### Short task
Send back the records in full, character for character.

### Items
□ □ □ □

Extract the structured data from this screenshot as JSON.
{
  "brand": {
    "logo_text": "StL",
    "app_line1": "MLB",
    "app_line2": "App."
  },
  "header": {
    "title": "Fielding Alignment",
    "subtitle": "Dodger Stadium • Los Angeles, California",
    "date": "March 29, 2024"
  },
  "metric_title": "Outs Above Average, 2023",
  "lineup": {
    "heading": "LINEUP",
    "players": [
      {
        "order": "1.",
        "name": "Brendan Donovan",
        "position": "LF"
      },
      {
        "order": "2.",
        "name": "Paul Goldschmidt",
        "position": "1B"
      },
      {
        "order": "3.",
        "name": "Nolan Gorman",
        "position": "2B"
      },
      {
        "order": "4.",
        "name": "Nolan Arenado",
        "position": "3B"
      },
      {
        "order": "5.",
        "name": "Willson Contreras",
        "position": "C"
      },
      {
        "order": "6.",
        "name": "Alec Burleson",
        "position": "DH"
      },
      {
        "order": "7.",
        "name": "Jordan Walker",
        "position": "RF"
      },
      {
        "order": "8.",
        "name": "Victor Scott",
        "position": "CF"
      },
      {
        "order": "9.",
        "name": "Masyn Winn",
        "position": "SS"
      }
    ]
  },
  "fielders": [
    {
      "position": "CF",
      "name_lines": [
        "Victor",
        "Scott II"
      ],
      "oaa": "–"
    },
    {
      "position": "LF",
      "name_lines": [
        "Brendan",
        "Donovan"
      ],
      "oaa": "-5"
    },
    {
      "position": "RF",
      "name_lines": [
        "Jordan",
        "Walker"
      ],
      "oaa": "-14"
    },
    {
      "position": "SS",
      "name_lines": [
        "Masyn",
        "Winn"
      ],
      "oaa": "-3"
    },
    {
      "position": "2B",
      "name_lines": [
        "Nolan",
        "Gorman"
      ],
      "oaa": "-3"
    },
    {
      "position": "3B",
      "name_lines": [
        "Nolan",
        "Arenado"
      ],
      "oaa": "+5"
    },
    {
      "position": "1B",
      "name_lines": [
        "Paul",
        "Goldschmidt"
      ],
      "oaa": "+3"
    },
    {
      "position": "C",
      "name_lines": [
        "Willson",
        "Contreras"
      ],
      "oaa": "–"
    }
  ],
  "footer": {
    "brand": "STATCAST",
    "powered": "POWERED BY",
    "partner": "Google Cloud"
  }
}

□ □ □ □

### Exercise output
Extract the structured data from this screenshot as JSON.
{
  "brand": {
    "logo_text": "StL",
    "app_line1": "MLB",
    "app_line2": "App."
  },
  "header": {
    "title": "Fielding Alignment",
    "subtitle": "Dodger Stadium • Los Angeles, California",
    "date": "March 29, 2024"
  },
  "metric_title": "Outs Above Average, 2023",
  "lineup": {
    "heading": "LINEUP",
    "players": [
      {
        "order": "1.",
        "name": "Brendan Donovan",
        "position": "LF"
      },
      {
        "order": "2.",
        "name": "Paul Goldschmidt",
        "position": "1B"
      },
      {
        "order": "3.",
        "name": "Nolan Gorman",
        "position": "2B"
      },
      {
        "order": "4.",
        "name": "Nolan Arenado",
        "position": "3B"
      },
      {
        "order": "5.",
        "name": "Willson Contreras",
        "position": "C"
      },
      {
        "order": "6.",
        "name": "Alec Burleson",
        "position": "DH"
      },
      {
        "order": "7.",
        "name": "Jordan Walker",
        "position": "RF"
      },
      {
        "order": "8.",
        "name": "Victor Scott",
        "position": "CF"
      },
      {
        "order": "9.",
        "name": "Masyn Winn",
        "position": "SS"
      }
    ]
  },
  "fielders": [
    {
      "position": "CF",
      "name_lines": [
        "Victor",
        "Scott II"
      ],
      "oaa": "–"
    },
    {
      "position": "LF",
      "name_lines": [
        "Brendan",
        "Donovan"
      ],
      "oaa": "-5"
    },
    {
      "position": "RF",
      "name_lines": [
        "Jordan",
        "Walker"
      ],
      "oaa": "-14"
    },
    {
      "position": "SS",
      "name_lines": [
        "Masyn",
        "Winn"
      ],
      "oaa": "-3"
    },
    {
      "position": "2B",
      "name_lines": [
        "Nolan",
        "Gorman"
      ],
      "oaa": "-3"
    },
    {
      "position": "3B",
      "name_lines": [
        "Nolan",
        "Arenado"
      ],
      "oaa": "+5"
    },
    {
      "position": "1B",
      "name_lines": [
        "Paul",
        "Goldschmidt"
      ],
      "oaa": "+3"
    },
    {
      "position": "C",
      "name_lines": [
        "Willson",
        "Contreras"
      ],
      "oaa": "–"
    }
  ],
  "footer": {
    "brand": "STATCAST",
    "powered": "POWERED BY",
    "partner": "Google Cloud"
  }
}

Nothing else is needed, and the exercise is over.